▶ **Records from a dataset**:
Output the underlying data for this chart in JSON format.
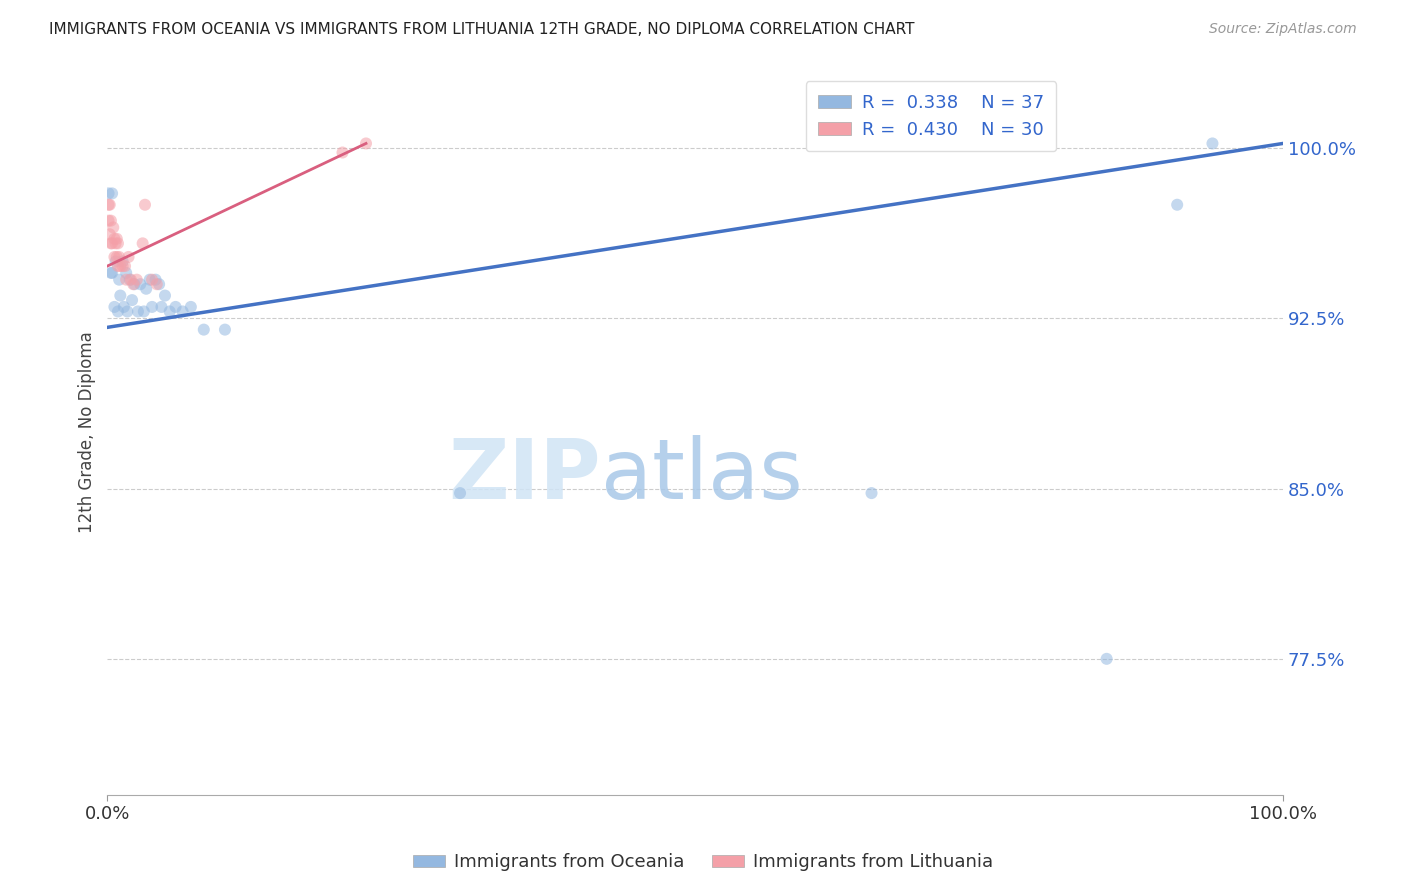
{
  "title": "IMMIGRANTS FROM OCEANIA VS IMMIGRANTS FROM LITHUANIA 12TH GRADE, NO DIPLOMA CORRELATION CHART",
  "source": "Source: ZipAtlas.com",
  "ylabel": "12th Grade, No Diploma",
  "y_tick_values": [
    0.775,
    0.85,
    0.925,
    1.0
  ],
  "y_tick_labels": [
    "77.5%",
    "85.0%",
    "92.5%",
    "100.0%"
  ],
  "x_lim": [
    0.0,
    1.0
  ],
  "y_lim": [
    0.715,
    1.035
  ],
  "R1": 0.338,
  "N1": 37,
  "R2": 0.43,
  "N2": 30,
  "blue_color": "#94B8E0",
  "pink_color": "#F4A0A8",
  "blue_line_color": "#4472C4",
  "pink_line_color": "#D95F7F",
  "dot_size": 75,
  "dot_alpha": 0.55,
  "blue_line_x0": 0.0,
  "blue_line_y0": 0.921,
  "blue_line_x1": 1.0,
  "blue_line_y1": 1.002,
  "pink_line_x0": 0.0,
  "pink_line_y0": 0.948,
  "pink_line_x1": 0.22,
  "pink_line_y1": 1.002,
  "blue_x": [
    0.001,
    0.003,
    0.004,
    0.004,
    0.006,
    0.007,
    0.009,
    0.01,
    0.011,
    0.013,
    0.014,
    0.016,
    0.017,
    0.019,
    0.021,
    0.023,
    0.026,
    0.028,
    0.031,
    0.033,
    0.036,
    0.038,
    0.041,
    0.044,
    0.046,
    0.049,
    0.053,
    0.058,
    0.064,
    0.071,
    0.082,
    0.1,
    0.3,
    0.65,
    0.85,
    0.91,
    0.94
  ],
  "blue_y": [
    0.98,
    0.945,
    0.945,
    0.98,
    0.93,
    0.95,
    0.928,
    0.942,
    0.935,
    0.95,
    0.93,
    0.945,
    0.928,
    0.942,
    0.933,
    0.94,
    0.928,
    0.94,
    0.928,
    0.938,
    0.942,
    0.93,
    0.942,
    0.94,
    0.93,
    0.935,
    0.928,
    0.93,
    0.928,
    0.93,
    0.92,
    0.92,
    0.848,
    0.848,
    0.775,
    0.975,
    1.002
  ],
  "pink_x": [
    0.001,
    0.001,
    0.002,
    0.002,
    0.003,
    0.003,
    0.004,
    0.005,
    0.006,
    0.006,
    0.007,
    0.008,
    0.008,
    0.009,
    0.009,
    0.01,
    0.011,
    0.013,
    0.015,
    0.016,
    0.018,
    0.02,
    0.022,
    0.025,
    0.03,
    0.032,
    0.038,
    0.042,
    0.2,
    0.22
  ],
  "pink_y": [
    0.975,
    0.968,
    0.975,
    0.962,
    0.968,
    0.958,
    0.958,
    0.965,
    0.96,
    0.952,
    0.958,
    0.96,
    0.952,
    0.958,
    0.948,
    0.952,
    0.948,
    0.948,
    0.948,
    0.942,
    0.952,
    0.942,
    0.94,
    0.942,
    0.958,
    0.975,
    0.942,
    0.94,
    0.998,
    1.002
  ],
  "watermark_zip": "ZIP",
  "watermark_atlas": "atlas",
  "background_color": "#FFFFFF",
  "grid_color": "#CCCCCC",
  "legend_blue_text": "R =  0.338    N = 37",
  "legend_pink_text": "R =  0.430    N = 30",
  "bottom_legend_blue": "Immigrants from Oceania",
  "bottom_legend_pink": "Immigrants from Lithuania",
  "title_fontsize": 11,
  "source_fontsize": 10,
  "tick_fontsize": 13,
  "legend_fontsize": 13
}
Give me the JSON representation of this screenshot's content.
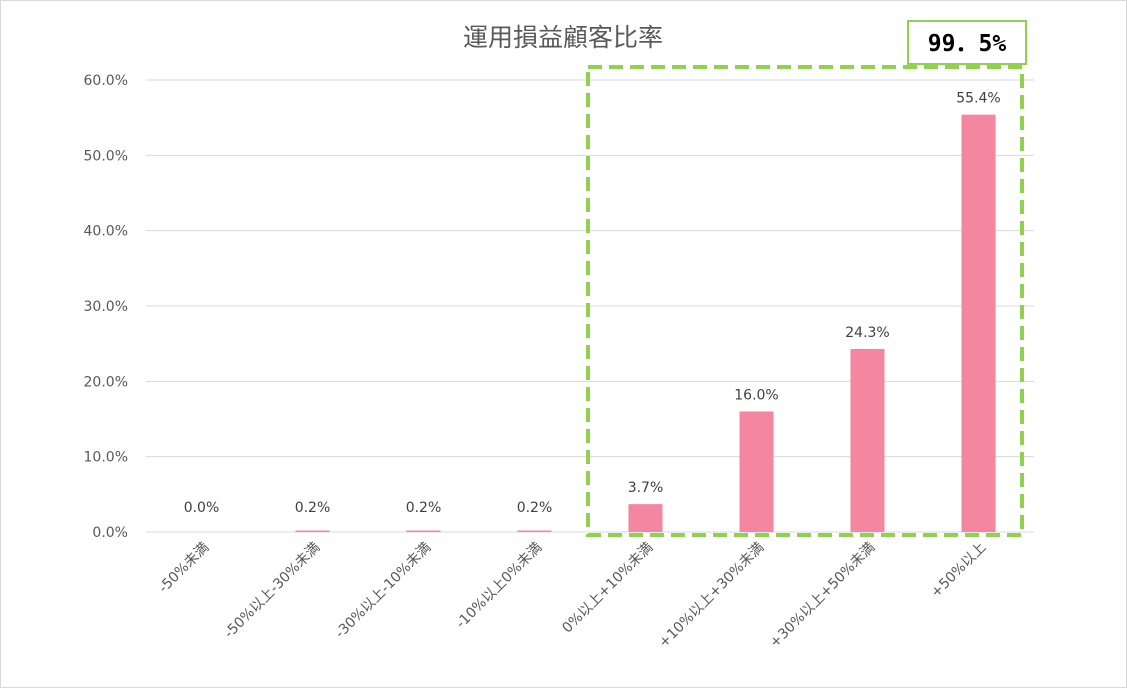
{
  "chart_data": {
    "type": "bar",
    "title": "運用損益顧客比率",
    "categories": [
      "-50%未満",
      "-50%以上-30%未満",
      "-30%以上-10%未満",
      "-10%以上0%未満",
      "0%以上+10%未満",
      "+10%以上+30%未満",
      "+30%以上+50%未満",
      "+50%以上"
    ],
    "values": [
      0.0,
      0.2,
      0.2,
      0.2,
      3.7,
      16.0,
      24.3,
      55.4
    ],
    "data_labels": [
      "0.0%",
      "0.2%",
      "0.2%",
      "0.2%",
      "3.7%",
      "16.0%",
      "24.3%",
      "55.4%"
    ],
    "ylim": [
      0,
      60
    ],
    "yticks": [
      0,
      10,
      20,
      30,
      40,
      50,
      60
    ],
    "ytick_labels": [
      "0.0%",
      "10.0%",
      "20.0%",
      "30.0%",
      "40.0%",
      "50.0%",
      "60.0%"
    ],
    "xlabel": "",
    "ylabel": "",
    "grid": true,
    "legend": "none",
    "bar_color": "#f4869f",
    "highlight": {
      "label": "99．5%",
      "from_category": "0%以上+10%未満",
      "to_category": "+50%以上",
      "border_color": "#92d050"
    }
  }
}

▶ **Aim**: The records above need to be given again exactly. Omit the pictures.

▶ **Answer to this problem**:
Output the underlying data for this chart in JSON format.
{
  "title": "IMMIGRANTS FROM OCEANIA VS IMMIGRANTS FROM LITHUANIA 12TH GRADE, NO DIPLOMA CORRELATION CHART",
  "source": "Source: ZipAtlas.com",
  "ylabel": "12th Grade, No Diploma",
  "y_tick_values": [
    0.775,
    0.85,
    0.925,
    1.0
  ],
  "y_tick_labels": [
    "77.5%",
    "85.0%",
    "92.5%",
    "100.0%"
  ],
  "x_lim": [
    0.0,
    1.0
  ],
  "y_lim": [
    0.715,
    1.035
  ],
  "R1": 0.338,
  "N1": 37,
  "R2": 0.43,
  "N2": 30,
  "blue_color": "#94B8E0",
  "pink_color": "#F4A0A8",
  "blue_line_color": "#4472C4",
  "pink_line_color": "#D95F7F",
  "dot_size": 75,
  "dot_alpha": 0.55,
  "blue_line_x0": 0.0,
  "blue_line_y0": 0.921,
  "blue_line_x1": 1.0,
  "blue_line_y1": 1.002,
  "pink_line_x0": 0.0,
  "pink_line_y0": 0.948,
  "pink_line_x1": 0.22,
  "pink_line_y1": 1.002,
  "blue_x": [
    0.001,
    0.003,
    0.004,
    0.004,
    0.006,
    0.007,
    0.009,
    0.01,
    0.011,
    0.013,
    0.014,
    0.016,
    0.017,
    0.019,
    0.021,
    0.023,
    0.026,
    0.028,
    0.031,
    0.033,
    0.036,
    0.038,
    0.041,
    0.044,
    0.046,
    0.049,
    0.053,
    0.058,
    0.064,
    0.071,
    0.082,
    0.1,
    0.3,
    0.65,
    0.85,
    0.91,
    0.94
  ],
  "blue_y": [
    0.98,
    0.945,
    0.945,
    0.98,
    0.93,
    0.95,
    0.928,
    0.942,
    0.935,
    0.95,
    0.93,
    0.945,
    0.928,
    0.942,
    0.933,
    0.94,
    0.928,
    0.94,
    0.928,
    0.938,
    0.942,
    0.93,
    0.942,
    0.94,
    0.93,
    0.935,
    0.928,
    0.93,
    0.928,
    0.93,
    0.92,
    0.92,
    0.848,
    0.848,
    0.775,
    0.975,
    1.002
  ],
  "pink_x": [
    0.001,
    0.001,
    0.002,
    0.002,
    0.003,
    0.003,
    0.004,
    0.005,
    0.006,
    0.006,
    0.007,
    0.008,
    0.008,
    0.009,
    0.009,
    0.01,
    0.011,
    0.013,
    0.015,
    0.016,
    0.018,
    0.02,
    0.022,
    0.025,
    0.03,
    0.032,
    0.038,
    0.042,
    0.2,
    0.22
  ],
  "pink_y": [
    0.975,
    0.968,
    0.975,
    0.962,
    0.968,
    0.958,
    0.958,
    0.965,
    0.96,
    0.952,
    0.958,
    0.96,
    0.952,
    0.958,
    0.948,
    0.952,
    0.948,
    0.948,
    0.948,
    0.942,
    0.952,
    0.942,
    0.94,
    0.942,
    0.958,
    0.975,
    0.942,
    0.94,
    0.998,
    1.002
  ],
  "watermark_zip": "ZIP",
  "watermark_atlas": "atlas",
  "background_color": "#FFFFFF",
  "grid_color": "#CCCCCC",
  "legend_blue_text": "R =  0.338    N = 37",
  "legend_pink_text": "R =  0.430    N = 30",
  "bottom_legend_blue": "Immigrants from Oceania",
  "bottom_legend_pink": "Immigrants from Lithuania",
  "title_fontsize": 11,
  "source_fontsize": 10,
  "tick_fontsize": 13,
  "legend_fontsize": 13
}
Give me the JSON representation of this screenshot's content.
{
  "chart_data": {
    "type": "bar",
    "title": "運用損益顧客比率",
    "categories": [
      "-50%未満",
      "-50%以上-30%未満",
      "-30%以上-10%未満",
      "-10%以上0%未満",
      "0%以上+10%未満",
      "+10%以上+30%未満",
      "+30%以上+50%未満",
      "+50%以上"
    ],
    "values": [
      0.0,
      0.2,
      0.2,
      0.2,
      3.7,
      16.0,
      24.3,
      55.4
    ],
    "data_labels": [
      "0.0%",
      "0.2%",
      "0.2%",
      "0.2%",
      "3.7%",
      "16.0%",
      "24.3%",
      "55.4%"
    ],
    "ylim": [
      0,
      60
    ],
    "yticks": [
      0,
      10,
      20,
      30,
      40,
      50,
      60
    ],
    "ytick_labels": [
      "0.0%",
      "10.0%",
      "20.0%",
      "30.0%",
      "40.0%",
      "50.0%",
      "60.0%"
    ],
    "xlabel": "",
    "ylabel": "",
    "grid": true,
    "legend": "none",
    "bar_color": "#f4869f",
    "highlight": {
      "label": "99．5%",
      "from_category": "0%以上+10%未満",
      "to_category": "+50%以上",
      "border_color": "#92d050"
    }
  }
}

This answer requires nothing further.